--- BEGIN ---

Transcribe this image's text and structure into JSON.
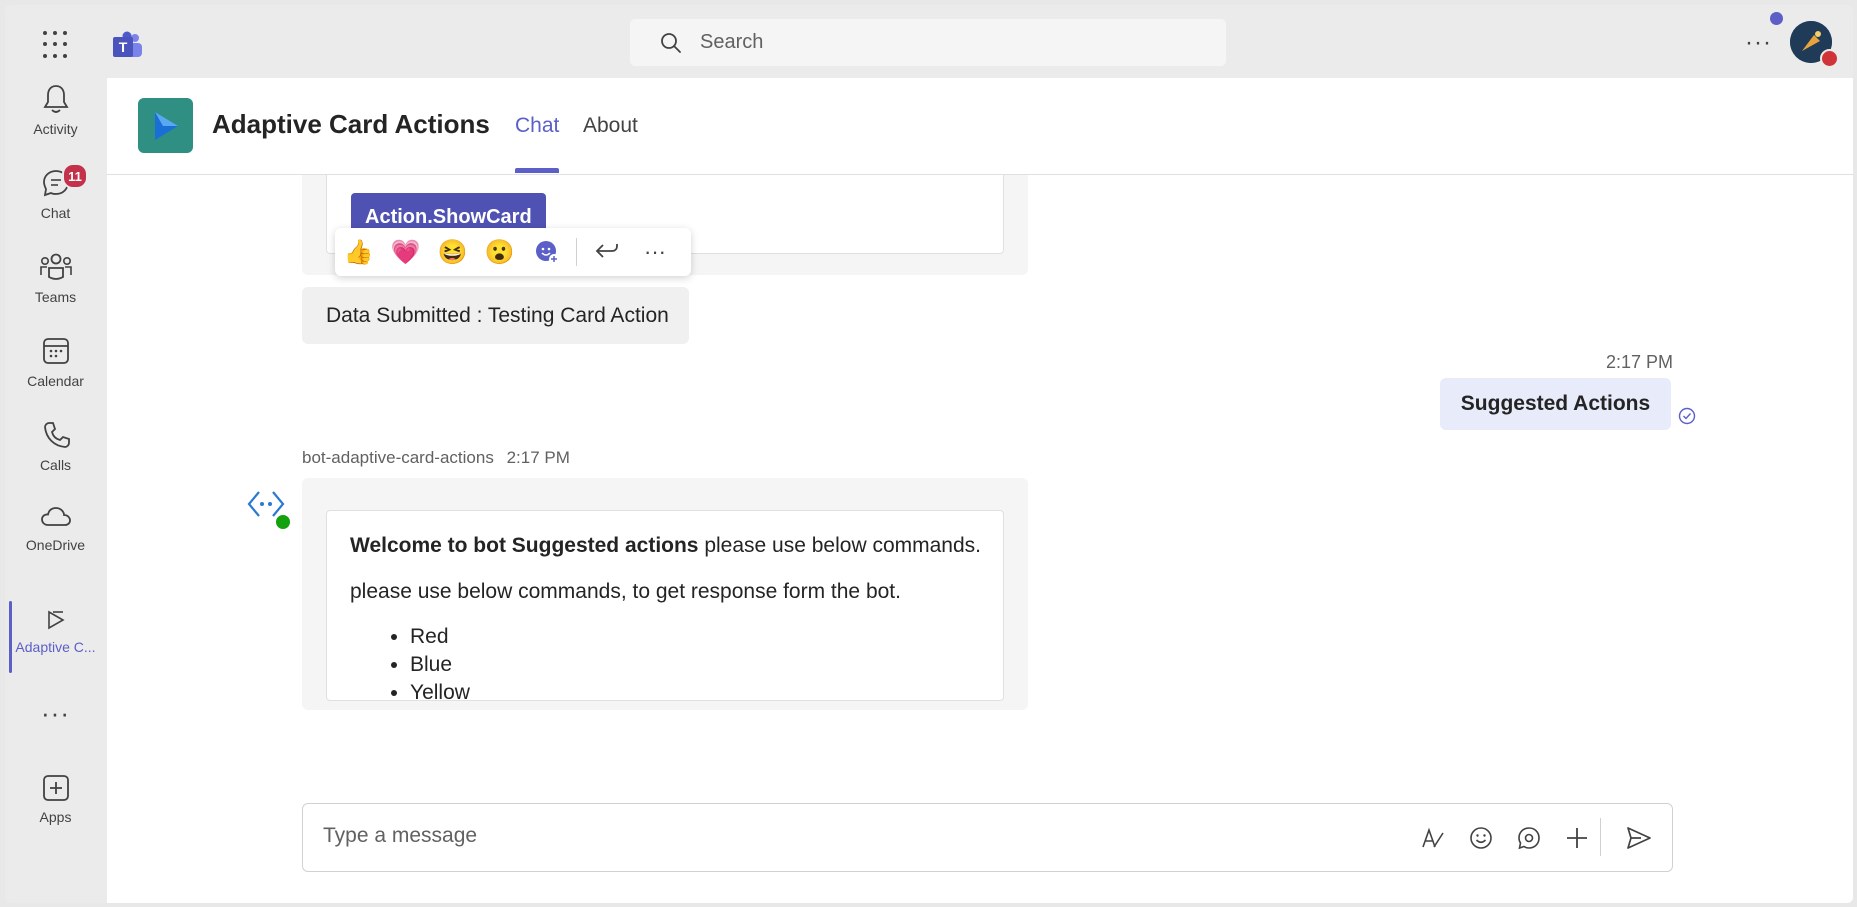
{
  "topbar": {
    "search_placeholder": "Search"
  },
  "rail": {
    "items": [
      {
        "label": "Activity",
        "icon": "bell-icon"
      },
      {
        "label": "Chat",
        "icon": "chat-icon",
        "badge": "11"
      },
      {
        "label": "Teams",
        "icon": "teams-icon"
      },
      {
        "label": "Calendar",
        "icon": "calendar-icon"
      },
      {
        "label": "Calls",
        "icon": "phone-icon"
      },
      {
        "label": "OneDrive",
        "icon": "cloud-icon"
      },
      {
        "label": "Adaptive C...",
        "icon": "adaptive-card-icon",
        "active": true
      },
      {
        "label": "Apps",
        "icon": "add-apps-icon"
      }
    ]
  },
  "header": {
    "title": "Adaptive Card Actions",
    "tabs": [
      {
        "label": "Chat",
        "active": true
      },
      {
        "label": "About",
        "active": false
      }
    ]
  },
  "chat": {
    "showcard_button": "Action.ShowCard",
    "submitted_text": "Data Submitted : Testing Card Action",
    "my_message": {
      "time": "2:17 PM",
      "text": "Suggested Actions"
    },
    "bot_message": {
      "sender": "bot-adaptive-card-actions",
      "time": "2:17 PM",
      "welcome_bold": "Welcome to bot Suggested actions",
      "welcome_rest": " please use below commands.",
      "line2": "please use below commands, to get response form the bot.",
      "commands": [
        "Red",
        "Blue",
        "Yellow"
      ]
    }
  },
  "compose": {
    "placeholder": "Type a message"
  },
  "colors": {
    "accent": "#5b5fc7",
    "button": "#4f52b2",
    "badge": "#c4314b"
  }
}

--- END ---

* [Task goal]
Make an exact copy of every record, pictures excluded.

* [Response to the task]
Transcribe this image's text and structure into JSON.
{
  "topbar": {
    "search_placeholder": "Search"
  },
  "rail": {
    "items": [
      {
        "label": "Activity",
        "icon": "bell-icon"
      },
      {
        "label": "Chat",
        "icon": "chat-icon",
        "badge": "11"
      },
      {
        "label": "Teams",
        "icon": "teams-icon"
      },
      {
        "label": "Calendar",
        "icon": "calendar-icon"
      },
      {
        "label": "Calls",
        "icon": "phone-icon"
      },
      {
        "label": "OneDrive",
        "icon": "cloud-icon"
      },
      {
        "label": "Adaptive C...",
        "icon": "adaptive-card-icon",
        "active": true
      },
      {
        "label": "Apps",
        "icon": "add-apps-icon"
      }
    ]
  },
  "header": {
    "title": "Adaptive Card Actions",
    "tabs": [
      {
        "label": "Chat",
        "active": true
      },
      {
        "label": "About",
        "active": false
      }
    ]
  },
  "chat": {
    "showcard_button": "Action.ShowCard",
    "submitted_text": "Data Submitted : Testing Card Action",
    "my_message": {
      "time": "2:17 PM",
      "text": "Suggested Actions"
    },
    "bot_message": {
      "sender": "bot-adaptive-card-actions",
      "time": "2:17 PM",
      "welcome_bold": "Welcome to bot Suggested actions",
      "welcome_rest": " please use below commands.",
      "line2": "please use below commands, to get response form the bot.",
      "commands": [
        "Red",
        "Blue",
        "Yellow"
      ]
    }
  },
  "compose": {
    "placeholder": "Type a message"
  },
  "colors": {
    "accent": "#5b5fc7",
    "button": "#4f52b2",
    "badge": "#c4314b"
  }
}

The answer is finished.